What to work on:
Output the material beneath this task exactly, images excluded.

Materials provided:

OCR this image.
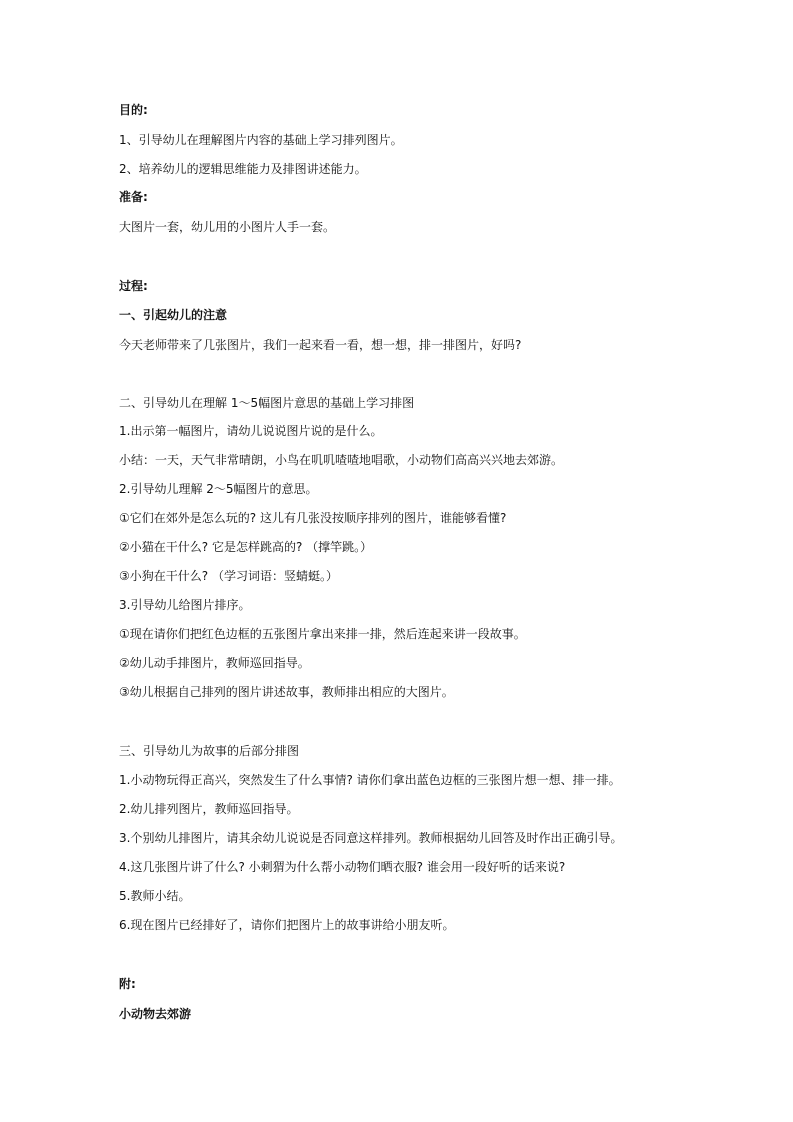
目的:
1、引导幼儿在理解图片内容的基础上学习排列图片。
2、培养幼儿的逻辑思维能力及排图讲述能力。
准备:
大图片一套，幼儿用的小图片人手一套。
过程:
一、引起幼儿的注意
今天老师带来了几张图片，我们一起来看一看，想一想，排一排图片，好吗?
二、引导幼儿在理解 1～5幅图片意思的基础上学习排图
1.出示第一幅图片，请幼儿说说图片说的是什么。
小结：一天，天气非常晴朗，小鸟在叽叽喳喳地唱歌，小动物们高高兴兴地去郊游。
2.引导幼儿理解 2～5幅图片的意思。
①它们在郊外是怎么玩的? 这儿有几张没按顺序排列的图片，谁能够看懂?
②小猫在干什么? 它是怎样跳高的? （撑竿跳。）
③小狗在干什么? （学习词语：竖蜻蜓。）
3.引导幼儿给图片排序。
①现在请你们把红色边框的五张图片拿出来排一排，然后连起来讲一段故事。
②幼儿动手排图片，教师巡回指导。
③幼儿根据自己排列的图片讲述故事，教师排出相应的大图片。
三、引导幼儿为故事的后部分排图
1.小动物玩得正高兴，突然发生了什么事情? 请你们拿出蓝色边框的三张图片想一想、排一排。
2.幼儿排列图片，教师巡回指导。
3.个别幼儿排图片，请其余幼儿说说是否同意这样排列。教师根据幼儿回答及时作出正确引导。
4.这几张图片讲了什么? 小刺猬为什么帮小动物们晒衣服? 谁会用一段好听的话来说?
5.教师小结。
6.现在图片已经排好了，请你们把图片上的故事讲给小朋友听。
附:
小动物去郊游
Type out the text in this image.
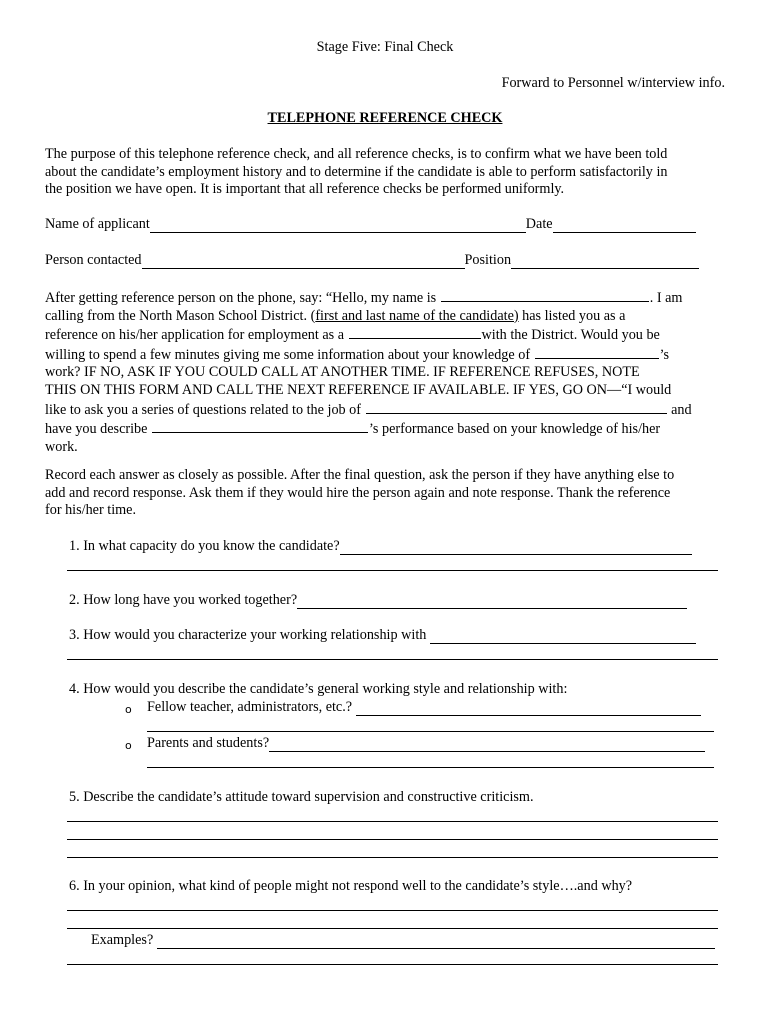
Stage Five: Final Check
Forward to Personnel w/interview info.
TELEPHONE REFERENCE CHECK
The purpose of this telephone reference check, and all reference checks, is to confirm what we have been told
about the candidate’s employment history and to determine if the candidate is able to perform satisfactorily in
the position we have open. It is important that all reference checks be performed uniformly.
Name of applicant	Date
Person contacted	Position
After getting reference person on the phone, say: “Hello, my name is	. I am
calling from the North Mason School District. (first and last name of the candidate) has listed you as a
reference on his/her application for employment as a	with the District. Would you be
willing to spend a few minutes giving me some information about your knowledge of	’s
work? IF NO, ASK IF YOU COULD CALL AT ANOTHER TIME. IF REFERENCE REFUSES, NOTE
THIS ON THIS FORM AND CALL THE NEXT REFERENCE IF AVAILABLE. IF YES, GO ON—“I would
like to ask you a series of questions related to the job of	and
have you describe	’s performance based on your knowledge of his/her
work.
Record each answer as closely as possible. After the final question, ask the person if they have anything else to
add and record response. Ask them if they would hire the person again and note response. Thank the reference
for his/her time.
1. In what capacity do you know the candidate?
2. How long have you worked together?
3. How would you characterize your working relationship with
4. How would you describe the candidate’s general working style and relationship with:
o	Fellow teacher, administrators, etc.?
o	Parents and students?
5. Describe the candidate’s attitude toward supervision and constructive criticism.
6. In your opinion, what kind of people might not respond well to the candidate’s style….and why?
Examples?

Solution to this exercise:
OCR this image.
目的:
1、引导幼儿在理解图片内容的基础上学习排列图片。
2、培养幼儿的逻辑思维能力及排图讲述能力。
准备:
大图片一套，幼儿用的小图片人手一套。
过程:
一、引起幼儿的注意
今天老师带来了几张图片，我们一起来看一看，想一想，排一排图片，好吗?
二、引导幼儿在理解 1～5幅图片意思的基础上学习排图
1.出示第一幅图片，请幼儿说说图片说的是什么。
小结：一天，天气非常晴朗，小鸟在叽叽喳喳地唱歌，小动物们高高兴兴地去郊游。
2.引导幼儿理解 2～5幅图片的意思。
①它们在郊外是怎么玩的? 这儿有几张没按顺序排列的图片，谁能够看懂?
②小猫在干什么? 它是怎样跳高的? （撑竿跳。）
③小狗在干什么? （学习词语：竖蜻蜓。）
3.引导幼儿给图片排序。
①现在请你们把红色边框的五张图片拿出来排一排，然后连起来讲一段故事。
②幼儿动手排图片，教师巡回指导。
③幼儿根据自己排列的图片讲述故事，教师排出相应的大图片。
三、引导幼儿为故事的后部分排图
1.小动物玩得正高兴，突然发生了什么事情? 请你们拿出蓝色边框的三张图片想一想、排一排。
2.幼儿排列图片，教师巡回指导。
3.个别幼儿排图片，请其余幼儿说说是否同意这样排列。教师根据幼儿回答及时作出正确引导。
4.这几张图片讲了什么? 小刺猬为什么帮小动物们晒衣服? 谁会用一段好听的话来说?
5.教师小结。
6.现在图片已经排好了，请你们把图片上的故事讲给小朋友听。
附:
小动物去郊游
Type out the text in this image.
Stage Five: Final Check
Forward to Personnel w/interview info.
TELEPHONE REFERENCE CHECK
The purpose of this telephone reference check, and all reference checks, is to confirm what we have been told
about the candidate’s employment history and to determine if the candidate is able to perform satisfactorily in
the position we have open. It is important that all reference checks be performed uniformly.
Name of applicant	Date
Person contacted	Position
After getting reference person on the phone, say: “Hello, my name is	. I am
calling from the North Mason School District. (first and last name of the candidate) has listed you as a
reference on his/her application for employment as a	with the District. Would you be
willing to spend a few minutes giving me some information about your knowledge of	’s
work? IF NO, ASK IF YOU COULD CALL AT ANOTHER TIME. IF REFERENCE REFUSES, NOTE
THIS ON THIS FORM AND CALL THE NEXT REFERENCE IF AVAILABLE. IF YES, GO ON—“I would
like to ask you a series of questions related to the job of	and
have you describe	’s performance based on your knowledge of his/her
work.
Record each answer as closely as possible. After the final question, ask the person if they have anything else to
add and record response. Ask them if they would hire the person again and note response. Thank the reference
for his/her time.
1. In what capacity do you know the candidate?
2. How long have you worked together?
3. How would you characterize your working relationship with
4. How would you describe the candidate’s general working style and relationship with:
o	Fellow teacher, administrators, etc.?
o	Parents and students?
5. Describe the candidate’s attitude toward supervision and constructive criticism.
6. In your opinion, what kind of people might not respond well to the candidate’s style….and why?
Examples?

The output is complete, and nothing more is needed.